## Goal
Determine the count of lines holding "Enter" and give that count alone.

## Available records
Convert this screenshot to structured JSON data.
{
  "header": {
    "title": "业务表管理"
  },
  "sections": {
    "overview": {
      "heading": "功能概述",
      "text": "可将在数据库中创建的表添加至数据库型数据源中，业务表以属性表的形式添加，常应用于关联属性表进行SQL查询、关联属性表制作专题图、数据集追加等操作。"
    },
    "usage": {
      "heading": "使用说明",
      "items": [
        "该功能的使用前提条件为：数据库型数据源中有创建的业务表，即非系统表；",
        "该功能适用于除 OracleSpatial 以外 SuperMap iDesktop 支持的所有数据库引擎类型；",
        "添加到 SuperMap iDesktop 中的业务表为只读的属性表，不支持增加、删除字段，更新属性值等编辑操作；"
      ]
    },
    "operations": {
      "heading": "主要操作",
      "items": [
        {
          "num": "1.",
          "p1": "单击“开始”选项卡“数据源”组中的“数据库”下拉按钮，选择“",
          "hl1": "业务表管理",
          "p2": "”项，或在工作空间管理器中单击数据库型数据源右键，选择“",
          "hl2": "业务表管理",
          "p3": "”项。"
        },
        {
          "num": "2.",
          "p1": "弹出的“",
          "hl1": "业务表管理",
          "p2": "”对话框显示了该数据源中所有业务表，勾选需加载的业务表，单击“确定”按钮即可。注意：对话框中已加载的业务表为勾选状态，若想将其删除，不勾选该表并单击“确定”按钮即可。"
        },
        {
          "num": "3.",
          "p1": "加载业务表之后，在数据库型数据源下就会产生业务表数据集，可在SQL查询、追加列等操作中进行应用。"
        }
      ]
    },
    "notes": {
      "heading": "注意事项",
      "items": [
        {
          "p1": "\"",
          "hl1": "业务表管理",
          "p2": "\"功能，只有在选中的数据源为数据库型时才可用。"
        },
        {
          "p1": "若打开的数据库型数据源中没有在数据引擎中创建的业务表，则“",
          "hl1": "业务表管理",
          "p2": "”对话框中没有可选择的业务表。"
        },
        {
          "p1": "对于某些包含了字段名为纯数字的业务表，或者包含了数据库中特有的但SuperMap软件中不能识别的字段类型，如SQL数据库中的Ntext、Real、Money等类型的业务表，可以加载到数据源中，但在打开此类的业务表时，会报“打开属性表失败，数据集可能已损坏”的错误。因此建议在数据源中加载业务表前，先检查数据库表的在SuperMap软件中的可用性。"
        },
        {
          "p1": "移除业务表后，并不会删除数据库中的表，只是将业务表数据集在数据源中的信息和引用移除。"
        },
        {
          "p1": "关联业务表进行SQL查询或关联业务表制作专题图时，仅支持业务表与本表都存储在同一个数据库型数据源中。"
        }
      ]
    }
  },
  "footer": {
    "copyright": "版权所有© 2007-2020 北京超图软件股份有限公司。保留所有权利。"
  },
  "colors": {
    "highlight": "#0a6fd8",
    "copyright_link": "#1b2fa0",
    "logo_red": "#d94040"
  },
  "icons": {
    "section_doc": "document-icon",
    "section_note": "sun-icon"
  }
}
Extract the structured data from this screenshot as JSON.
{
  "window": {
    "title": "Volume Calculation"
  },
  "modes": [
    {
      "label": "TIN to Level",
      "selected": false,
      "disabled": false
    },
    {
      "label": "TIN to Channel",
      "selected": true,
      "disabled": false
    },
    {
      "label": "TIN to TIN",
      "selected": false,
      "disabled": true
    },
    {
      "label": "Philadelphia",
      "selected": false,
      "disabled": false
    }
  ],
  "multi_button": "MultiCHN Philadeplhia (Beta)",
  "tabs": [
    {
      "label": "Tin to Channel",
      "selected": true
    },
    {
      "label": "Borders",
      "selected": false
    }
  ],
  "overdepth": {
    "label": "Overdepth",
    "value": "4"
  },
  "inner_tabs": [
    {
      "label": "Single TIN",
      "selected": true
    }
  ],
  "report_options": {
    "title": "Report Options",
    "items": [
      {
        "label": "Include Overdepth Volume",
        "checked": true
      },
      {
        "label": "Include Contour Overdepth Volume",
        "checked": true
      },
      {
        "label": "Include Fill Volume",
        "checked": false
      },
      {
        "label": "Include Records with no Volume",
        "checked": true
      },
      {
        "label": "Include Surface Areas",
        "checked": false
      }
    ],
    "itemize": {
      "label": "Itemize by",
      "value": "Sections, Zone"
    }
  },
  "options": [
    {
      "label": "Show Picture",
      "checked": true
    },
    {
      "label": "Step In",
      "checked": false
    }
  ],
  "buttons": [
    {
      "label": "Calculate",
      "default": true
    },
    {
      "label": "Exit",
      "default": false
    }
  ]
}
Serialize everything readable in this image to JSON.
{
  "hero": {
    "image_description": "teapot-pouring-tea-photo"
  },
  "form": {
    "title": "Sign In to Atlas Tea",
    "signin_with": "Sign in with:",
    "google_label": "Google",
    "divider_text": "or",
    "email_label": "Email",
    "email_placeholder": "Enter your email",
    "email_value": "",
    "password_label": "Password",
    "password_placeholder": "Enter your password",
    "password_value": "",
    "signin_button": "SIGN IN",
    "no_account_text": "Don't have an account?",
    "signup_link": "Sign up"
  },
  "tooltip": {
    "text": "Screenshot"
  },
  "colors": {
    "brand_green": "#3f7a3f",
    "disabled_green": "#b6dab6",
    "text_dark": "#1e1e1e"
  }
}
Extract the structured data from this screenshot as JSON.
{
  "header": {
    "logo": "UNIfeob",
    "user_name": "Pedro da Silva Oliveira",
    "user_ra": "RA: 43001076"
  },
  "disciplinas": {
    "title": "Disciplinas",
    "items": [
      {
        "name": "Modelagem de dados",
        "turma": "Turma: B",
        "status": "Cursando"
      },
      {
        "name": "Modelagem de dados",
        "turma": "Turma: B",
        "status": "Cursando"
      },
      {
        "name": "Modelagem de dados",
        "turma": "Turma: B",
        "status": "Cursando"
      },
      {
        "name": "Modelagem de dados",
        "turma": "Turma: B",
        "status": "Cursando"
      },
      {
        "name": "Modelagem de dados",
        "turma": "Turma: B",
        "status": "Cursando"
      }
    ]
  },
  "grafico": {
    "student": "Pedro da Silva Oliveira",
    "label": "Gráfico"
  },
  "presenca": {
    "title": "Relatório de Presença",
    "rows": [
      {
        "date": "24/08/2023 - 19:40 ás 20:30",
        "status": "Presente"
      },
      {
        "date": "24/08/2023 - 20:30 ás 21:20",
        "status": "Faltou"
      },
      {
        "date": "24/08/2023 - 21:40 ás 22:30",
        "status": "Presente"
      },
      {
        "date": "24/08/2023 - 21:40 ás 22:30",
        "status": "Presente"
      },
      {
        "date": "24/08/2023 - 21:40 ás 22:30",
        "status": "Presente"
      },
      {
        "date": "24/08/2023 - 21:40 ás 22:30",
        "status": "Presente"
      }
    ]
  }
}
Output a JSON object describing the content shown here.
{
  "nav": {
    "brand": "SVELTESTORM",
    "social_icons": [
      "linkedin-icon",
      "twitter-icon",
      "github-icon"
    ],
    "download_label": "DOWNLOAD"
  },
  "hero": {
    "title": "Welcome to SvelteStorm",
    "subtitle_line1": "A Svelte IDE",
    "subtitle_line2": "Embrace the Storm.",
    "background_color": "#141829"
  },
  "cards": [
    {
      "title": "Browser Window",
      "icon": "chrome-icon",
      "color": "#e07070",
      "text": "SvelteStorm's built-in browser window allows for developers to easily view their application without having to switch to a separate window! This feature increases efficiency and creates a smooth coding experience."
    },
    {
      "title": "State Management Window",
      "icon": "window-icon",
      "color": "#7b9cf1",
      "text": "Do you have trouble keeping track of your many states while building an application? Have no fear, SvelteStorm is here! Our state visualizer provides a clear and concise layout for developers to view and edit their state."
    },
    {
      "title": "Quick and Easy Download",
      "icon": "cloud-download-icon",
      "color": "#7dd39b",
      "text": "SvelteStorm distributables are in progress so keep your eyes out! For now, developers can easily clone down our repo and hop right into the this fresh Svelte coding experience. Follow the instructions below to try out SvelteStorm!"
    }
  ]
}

## Solution for this exercise
2